▶ _Exercise task_
Repeat the entire listing exactly as written.

═════ Record extracts ═════

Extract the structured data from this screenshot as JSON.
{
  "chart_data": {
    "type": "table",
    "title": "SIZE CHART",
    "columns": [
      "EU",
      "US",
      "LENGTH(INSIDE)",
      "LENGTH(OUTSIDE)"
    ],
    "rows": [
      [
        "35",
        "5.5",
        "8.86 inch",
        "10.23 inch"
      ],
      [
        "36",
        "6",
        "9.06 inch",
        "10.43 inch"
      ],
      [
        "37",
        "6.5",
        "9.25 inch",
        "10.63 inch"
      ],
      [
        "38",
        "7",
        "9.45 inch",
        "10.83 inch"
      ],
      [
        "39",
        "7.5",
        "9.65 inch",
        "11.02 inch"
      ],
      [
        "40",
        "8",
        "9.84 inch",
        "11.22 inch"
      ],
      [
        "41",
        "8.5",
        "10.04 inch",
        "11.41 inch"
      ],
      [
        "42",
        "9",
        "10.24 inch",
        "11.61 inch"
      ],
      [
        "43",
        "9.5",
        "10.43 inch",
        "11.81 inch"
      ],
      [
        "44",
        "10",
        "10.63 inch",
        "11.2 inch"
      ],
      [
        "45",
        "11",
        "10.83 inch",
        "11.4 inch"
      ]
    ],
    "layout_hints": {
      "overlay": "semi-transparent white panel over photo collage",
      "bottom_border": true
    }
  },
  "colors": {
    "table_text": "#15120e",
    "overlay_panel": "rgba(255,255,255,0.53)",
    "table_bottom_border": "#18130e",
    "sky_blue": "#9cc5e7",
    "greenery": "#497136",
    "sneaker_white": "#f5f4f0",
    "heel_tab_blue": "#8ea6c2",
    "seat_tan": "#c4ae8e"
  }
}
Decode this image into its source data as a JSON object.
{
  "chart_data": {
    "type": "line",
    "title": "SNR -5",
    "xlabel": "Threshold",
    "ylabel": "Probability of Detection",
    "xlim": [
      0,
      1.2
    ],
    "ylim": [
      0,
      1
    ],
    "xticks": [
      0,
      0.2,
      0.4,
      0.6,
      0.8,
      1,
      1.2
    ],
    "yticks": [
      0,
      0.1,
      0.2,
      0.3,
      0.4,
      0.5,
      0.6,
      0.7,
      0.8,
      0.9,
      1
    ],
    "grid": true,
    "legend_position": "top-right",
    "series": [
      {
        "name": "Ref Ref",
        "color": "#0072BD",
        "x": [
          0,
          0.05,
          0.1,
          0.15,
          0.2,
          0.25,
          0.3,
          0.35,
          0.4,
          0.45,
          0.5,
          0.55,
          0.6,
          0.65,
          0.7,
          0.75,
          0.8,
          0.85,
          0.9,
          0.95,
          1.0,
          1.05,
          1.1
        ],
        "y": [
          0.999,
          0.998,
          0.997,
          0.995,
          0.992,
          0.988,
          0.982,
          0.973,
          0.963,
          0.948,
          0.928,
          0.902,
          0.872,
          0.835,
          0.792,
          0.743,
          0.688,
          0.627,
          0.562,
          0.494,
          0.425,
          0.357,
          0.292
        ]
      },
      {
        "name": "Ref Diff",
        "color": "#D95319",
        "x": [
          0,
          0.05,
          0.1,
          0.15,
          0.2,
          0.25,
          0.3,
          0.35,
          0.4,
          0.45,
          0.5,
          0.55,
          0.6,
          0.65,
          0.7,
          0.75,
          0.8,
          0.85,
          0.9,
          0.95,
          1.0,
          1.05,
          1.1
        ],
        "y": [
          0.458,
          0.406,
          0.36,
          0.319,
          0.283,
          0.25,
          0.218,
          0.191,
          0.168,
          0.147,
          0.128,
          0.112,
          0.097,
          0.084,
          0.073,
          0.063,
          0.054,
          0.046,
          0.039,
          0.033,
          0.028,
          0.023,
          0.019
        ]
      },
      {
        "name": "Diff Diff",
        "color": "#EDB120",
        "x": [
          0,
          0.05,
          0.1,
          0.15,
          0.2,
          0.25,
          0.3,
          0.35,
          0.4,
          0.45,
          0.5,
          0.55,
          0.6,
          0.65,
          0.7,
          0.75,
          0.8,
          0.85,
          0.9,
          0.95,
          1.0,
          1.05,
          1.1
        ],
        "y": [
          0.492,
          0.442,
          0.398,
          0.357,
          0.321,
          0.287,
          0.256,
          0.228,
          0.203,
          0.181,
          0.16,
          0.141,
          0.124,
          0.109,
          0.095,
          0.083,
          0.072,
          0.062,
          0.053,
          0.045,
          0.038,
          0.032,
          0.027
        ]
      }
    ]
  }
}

═════

▶ _Response to the exercise_
Extract the structured data from this screenshot as JSON.
{
  "chart_data": {
    "type": "table",
    "title": "SIZE CHART",
    "columns": [
      "EU",
      "US",
      "LENGTH(INSIDE)",
      "LENGTH(OUTSIDE)"
    ],
    "rows": [
      [
        "35",
        "5.5",
        "8.86 inch",
        "10.23 inch"
      ],
      [
        "36",
        "6",
        "9.06 inch",
        "10.43 inch"
      ],
      [
        "37",
        "6.5",
        "9.25 inch",
        "10.63 inch"
      ],
      [
        "38",
        "7",
        "9.45 inch",
        "10.83 inch"
      ],
      [
        "39",
        "7.5",
        "9.65 inch",
        "11.02 inch"
      ],
      [
        "40",
        "8",
        "9.84 inch",
        "11.22 inch"
      ],
      [
        "41",
        "8.5",
        "10.04 inch",
        "11.41 inch"
      ],
      [
        "42",
        "9",
        "10.24 inch",
        "11.61 inch"
      ],
      [
        "43",
        "9.5",
        "10.43 inch",
        "11.81 inch"
      ],
      [
        "44",
        "10",
        "10.63 inch",
        "11.2 inch"
      ],
      [
        "45",
        "11",
        "10.83 inch",
        "11.4 inch"
      ]
    ],
    "layout_hints": {
      "overlay": "semi-transparent white panel over photo collage",
      "bottom_border": true
    }
  },
  "colors": {
    "table_text": "#15120e",
    "overlay_panel": "rgba(255,255,255,0.53)",
    "table_bottom_border": "#18130e",
    "sky_blue": "#9cc5e7",
    "greenery": "#497136",
    "sneaker_white": "#f5f4f0",
    "heel_tab_blue": "#8ea6c2",
    "seat_tan": "#c4ae8e"
  }
}
Decode this image into its source data as a JSON object.
{
  "chart_data": {
    "type": "line",
    "title": "SNR -5",
    "xlabel": "Threshold",
    "ylabel": "Probability of Detection",
    "xlim": [
      0,
      1.2
    ],
    "ylim": [
      0,
      1
    ],
    "xticks": [
      0,
      0.2,
      0.4,
      0.6,
      0.8,
      1,
      1.2
    ],
    "yticks": [
      0,
      0.1,
      0.2,
      0.3,
      0.4,
      0.5,
      0.6,
      0.7,
      0.8,
      0.9,
      1
    ],
    "grid": true,
    "legend_position": "top-right",
    "series": [
      {
        "name": "Ref Ref",
        "color": "#0072BD",
        "x": [
          0,
          0.05,
          0.1,
          0.15,
          0.2,
          0.25,
          0.3,
          0.35,
          0.4,
          0.45,
          0.5,
          0.55,
          0.6,
          0.65,
          0.7,
          0.75,
          0.8,
          0.85,
          0.9,
          0.95,
          1.0,
          1.05,
          1.1
        ],
        "y": [
          0.999,
          0.998,
          0.997,
          0.995,
          0.992,
          0.988,
          0.982,
          0.973,
          0.963,
          0.948,
          0.928,
          0.902,
          0.872,
          0.835,
          0.792,
          0.743,
          0.688,
          0.627,
          0.562,
          0.494,
          0.425,
          0.357,
          0.292
        ]
      },
      {
        "name": "Ref Diff",
        "color": "#D95319",
        "x": [
          0,
          0.05,
          0.1,
          0.15,
          0.2,
          0.25,
          0.3,
          0.35,
          0.4,
          0.45,
          0.5,
          0.55,
          0.6,
          0.65,
          0.7,
          0.75,
          0.8,
          0.85,
          0.9,
          0.95,
          1.0,
          1.05,
          1.1
        ],
        "y": [
          0.458,
          0.406,
          0.36,
          0.319,
          0.283,
          0.25,
          0.218,
          0.191,
          0.168,
          0.147,
          0.128,
          0.112,
          0.097,
          0.084,
          0.073,
          0.063,
          0.054,
          0.046,
          0.039,
          0.033,
          0.028,
          0.023,
          0.019
        ]
      },
      {
        "name": "Diff Diff",
        "color": "#EDB120",
        "x": [
          0,
          0.05,
          0.1,
          0.15,
          0.2,
          0.25,
          0.3,
          0.35,
          0.4,
          0.45,
          0.5,
          0.55,
          0.6,
          0.65,
          0.7,
          0.75,
          0.8,
          0.85,
          0.9,
          0.95,
          1.0,
          1.05,
          1.1
        ],
        "y": [
          0.492,
          0.442,
          0.398,
          0.357,
          0.321,
          0.287,
          0.256,
          0.228,
          0.203,
          0.181,
          0.16,
          0.141,
          0.124,
          0.109,
          0.095,
          0.083,
          0.072,
          0.062,
          0.053,
          0.045,
          0.038,
          0.032,
          0.027
        ]
      }
    ]
  }
}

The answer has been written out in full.